(THE PROBLEM)
Render every entry verbatim.

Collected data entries
-- start --

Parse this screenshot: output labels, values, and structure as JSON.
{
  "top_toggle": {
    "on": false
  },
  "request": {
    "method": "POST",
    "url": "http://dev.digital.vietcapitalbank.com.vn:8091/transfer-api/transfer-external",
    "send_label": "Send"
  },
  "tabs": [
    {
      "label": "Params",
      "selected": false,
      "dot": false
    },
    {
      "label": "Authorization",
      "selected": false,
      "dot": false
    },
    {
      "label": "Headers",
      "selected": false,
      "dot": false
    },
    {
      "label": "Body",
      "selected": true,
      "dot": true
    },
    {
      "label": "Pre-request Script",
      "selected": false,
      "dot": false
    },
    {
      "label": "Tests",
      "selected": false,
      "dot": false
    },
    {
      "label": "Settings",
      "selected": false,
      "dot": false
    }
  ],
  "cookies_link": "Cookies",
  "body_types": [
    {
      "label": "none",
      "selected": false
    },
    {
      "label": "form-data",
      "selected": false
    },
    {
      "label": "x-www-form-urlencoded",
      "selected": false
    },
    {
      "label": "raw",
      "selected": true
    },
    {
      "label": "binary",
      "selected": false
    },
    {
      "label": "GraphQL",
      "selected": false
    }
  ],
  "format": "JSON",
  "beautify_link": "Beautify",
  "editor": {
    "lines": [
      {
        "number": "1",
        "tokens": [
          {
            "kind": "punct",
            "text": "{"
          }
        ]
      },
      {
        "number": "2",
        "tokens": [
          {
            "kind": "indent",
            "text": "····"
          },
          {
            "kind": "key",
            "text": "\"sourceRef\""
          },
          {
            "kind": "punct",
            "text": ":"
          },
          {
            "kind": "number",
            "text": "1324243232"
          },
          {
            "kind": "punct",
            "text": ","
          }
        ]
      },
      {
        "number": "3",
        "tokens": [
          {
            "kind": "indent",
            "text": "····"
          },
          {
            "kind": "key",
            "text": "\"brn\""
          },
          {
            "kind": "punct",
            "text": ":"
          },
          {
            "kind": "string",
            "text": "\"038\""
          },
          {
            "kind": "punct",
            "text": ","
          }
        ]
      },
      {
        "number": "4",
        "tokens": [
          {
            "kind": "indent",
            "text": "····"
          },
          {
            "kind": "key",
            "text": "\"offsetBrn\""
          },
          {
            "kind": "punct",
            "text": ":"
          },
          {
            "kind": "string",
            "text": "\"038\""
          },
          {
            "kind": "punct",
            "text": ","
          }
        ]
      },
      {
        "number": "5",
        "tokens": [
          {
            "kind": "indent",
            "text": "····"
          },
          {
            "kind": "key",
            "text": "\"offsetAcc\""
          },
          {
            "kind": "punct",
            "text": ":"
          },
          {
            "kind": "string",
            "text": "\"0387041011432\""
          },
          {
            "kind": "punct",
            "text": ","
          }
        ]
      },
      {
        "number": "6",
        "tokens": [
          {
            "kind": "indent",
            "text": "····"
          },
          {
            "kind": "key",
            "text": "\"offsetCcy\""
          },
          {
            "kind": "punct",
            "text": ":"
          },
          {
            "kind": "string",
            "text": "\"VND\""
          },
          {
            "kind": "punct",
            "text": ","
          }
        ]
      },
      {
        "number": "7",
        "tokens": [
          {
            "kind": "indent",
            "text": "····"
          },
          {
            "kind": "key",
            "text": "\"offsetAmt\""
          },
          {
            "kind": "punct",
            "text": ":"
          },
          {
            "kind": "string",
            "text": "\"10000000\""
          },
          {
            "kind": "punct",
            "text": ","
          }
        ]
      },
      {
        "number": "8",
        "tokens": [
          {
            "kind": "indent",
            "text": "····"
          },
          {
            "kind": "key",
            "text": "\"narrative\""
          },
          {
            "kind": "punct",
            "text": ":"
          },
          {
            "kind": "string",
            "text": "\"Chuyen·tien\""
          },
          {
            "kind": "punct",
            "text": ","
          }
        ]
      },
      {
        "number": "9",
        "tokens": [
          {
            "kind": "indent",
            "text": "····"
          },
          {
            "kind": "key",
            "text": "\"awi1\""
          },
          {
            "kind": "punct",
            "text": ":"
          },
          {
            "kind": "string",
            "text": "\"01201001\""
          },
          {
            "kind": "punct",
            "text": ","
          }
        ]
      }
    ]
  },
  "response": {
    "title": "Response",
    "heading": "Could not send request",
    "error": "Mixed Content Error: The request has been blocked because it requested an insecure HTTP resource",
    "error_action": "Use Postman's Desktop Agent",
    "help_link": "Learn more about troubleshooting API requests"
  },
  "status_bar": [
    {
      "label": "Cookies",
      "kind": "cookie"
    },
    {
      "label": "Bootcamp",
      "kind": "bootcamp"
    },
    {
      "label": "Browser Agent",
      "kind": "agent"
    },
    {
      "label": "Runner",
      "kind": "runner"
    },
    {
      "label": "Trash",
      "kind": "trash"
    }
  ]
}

-- end --

(EXERCISE SOLUTION)
Parse this screenshot: output labels, values, and structure as JSON.
{
  "top_toggle": {
    "on": false
  },
  "request": {
    "method": "POST",
    "url": "http://dev.digital.vietcapitalbank.com.vn:8091/transfer-api/transfer-external",
    "send_label": "Send"
  },
  "tabs": [
    {
      "label": "Params",
      "selected": false,
      "dot": false
    },
    {
      "label": "Authorization",
      "selected": false,
      "dot": false
    },
    {
      "label": "Headers",
      "selected": false,
      "dot": false
    },
    {
      "label": "Body",
      "selected": true,
      "dot": true
    },
    {
      "label": "Pre-request Script",
      "selected": false,
      "dot": false
    },
    {
      "label": "Tests",
      "selected": false,
      "dot": false
    },
    {
      "label": "Settings",
      "selected": false,
      "dot": false
    }
  ],
  "cookies_link": "Cookies",
  "body_types": [
    {
      "label": "none",
      "selected": false
    },
    {
      "label": "form-data",
      "selected": false
    },
    {
      "label": "x-www-form-urlencoded",
      "selected": false
    },
    {
      "label": "raw",
      "selected": true
    },
    {
      "label": "binary",
      "selected": false
    },
    {
      "label": "GraphQL",
      "selected": false
    }
  ],
  "format": "JSON",
  "beautify_link": "Beautify",
  "editor": {
    "lines": [
      {
        "number": "1",
        "tokens": [
          {
            "kind": "punct",
            "text": "{"
          }
        ]
      },
      {
        "number": "2",
        "tokens": [
          {
            "kind": "indent",
            "text": "····"
          },
          {
            "kind": "key",
            "text": "\"sourceRef\""
          },
          {
            "kind": "punct",
            "text": ":"
          },
          {
            "kind": "number",
            "text": "1324243232"
          },
          {
            "kind": "punct",
            "text": ","
          }
        ]
      },
      {
        "number": "3",
        "tokens": [
          {
            "kind": "indent",
            "text": "····"
          },
          {
            "kind": "key",
            "text": "\"brn\""
          },
          {
            "kind": "punct",
            "text": ":"
          },
          {
            "kind": "string",
            "text": "\"038\""
          },
          {
            "kind": "punct",
            "text": ","
          }
        ]
      },
      {
        "number": "4",
        "tokens": [
          {
            "kind": "indent",
            "text": "····"
          },
          {
            "kind": "key",
            "text": "\"offsetBrn\""
          },
          {
            "kind": "punct",
            "text": ":"
          },
          {
            "kind": "string",
            "text": "\"038\""
          },
          {
            "kind": "punct",
            "text": ","
          }
        ]
      },
      {
        "number": "5",
        "tokens": [
          {
            "kind": "indent",
            "text": "····"
          },
          {
            "kind": "key",
            "text": "\"offsetAcc\""
          },
          {
            "kind": "punct",
            "text": ":"
          },
          {
            "kind": "string",
            "text": "\"0387041011432\""
          },
          {
            "kind": "punct",
            "text": ","
          }
        ]
      },
      {
        "number": "6",
        "tokens": [
          {
            "kind": "indent",
            "text": "····"
          },
          {
            "kind": "key",
            "text": "\"offsetCcy\""
          },
          {
            "kind": "punct",
            "text": ":"
          },
          {
            "kind": "string",
            "text": "\"VND\""
          },
          {
            "kind": "punct",
            "text": ","
          }
        ]
      },
      {
        "number": "7",
        "tokens": [
          {
            "kind": "indent",
            "text": "····"
          },
          {
            "kind": "key",
            "text": "\"offsetAmt\""
          },
          {
            "kind": "punct",
            "text": ":"
          },
          {
            "kind": "string",
            "text": "\"10000000\""
          },
          {
            "kind": "punct",
            "text": ","
          }
        ]
      },
      {
        "number": "8",
        "tokens": [
          {
            "kind": "indent",
            "text": "····"
          },
          {
            "kind": "key",
            "text": "\"narrative\""
          },
          {
            "kind": "punct",
            "text": ":"
          },
          {
            "kind": "string",
            "text": "\"Chuyen·tien\""
          },
          {
            "kind": "punct",
            "text": ","
          }
        ]
      },
      {
        "number": "9",
        "tokens": [
          {
            "kind": "indent",
            "text": "····"
          },
          {
            "kind": "key",
            "text": "\"awi1\""
          },
          {
            "kind": "punct",
            "text": ":"
          },
          {
            "kind": "string",
            "text": "\"01201001\""
          },
          {
            "kind": "punct",
            "text": ","
          }
        ]
      }
    ]
  },
  "response": {
    "title": "Response",
    "heading": "Could not send request",
    "error": "Mixed Content Error: The request has been blocked because it requested an insecure HTTP resource",
    "error_action": "Use Postman's Desktop Agent",
    "help_link": "Learn more about troubleshooting API requests"
  },
  "status_bar": [
    {
      "label": "Cookies",
      "kind": "cookie"
    },
    {
      "label": "Bootcamp",
      "kind": "bootcamp"
    },
    {
      "label": "Browser Agent",
      "kind": "agent"
    },
    {
      "label": "Runner",
      "kind": "runner"
    },
    {
      "label": "Trash",
      "kind": "trash"
    }
  ]
}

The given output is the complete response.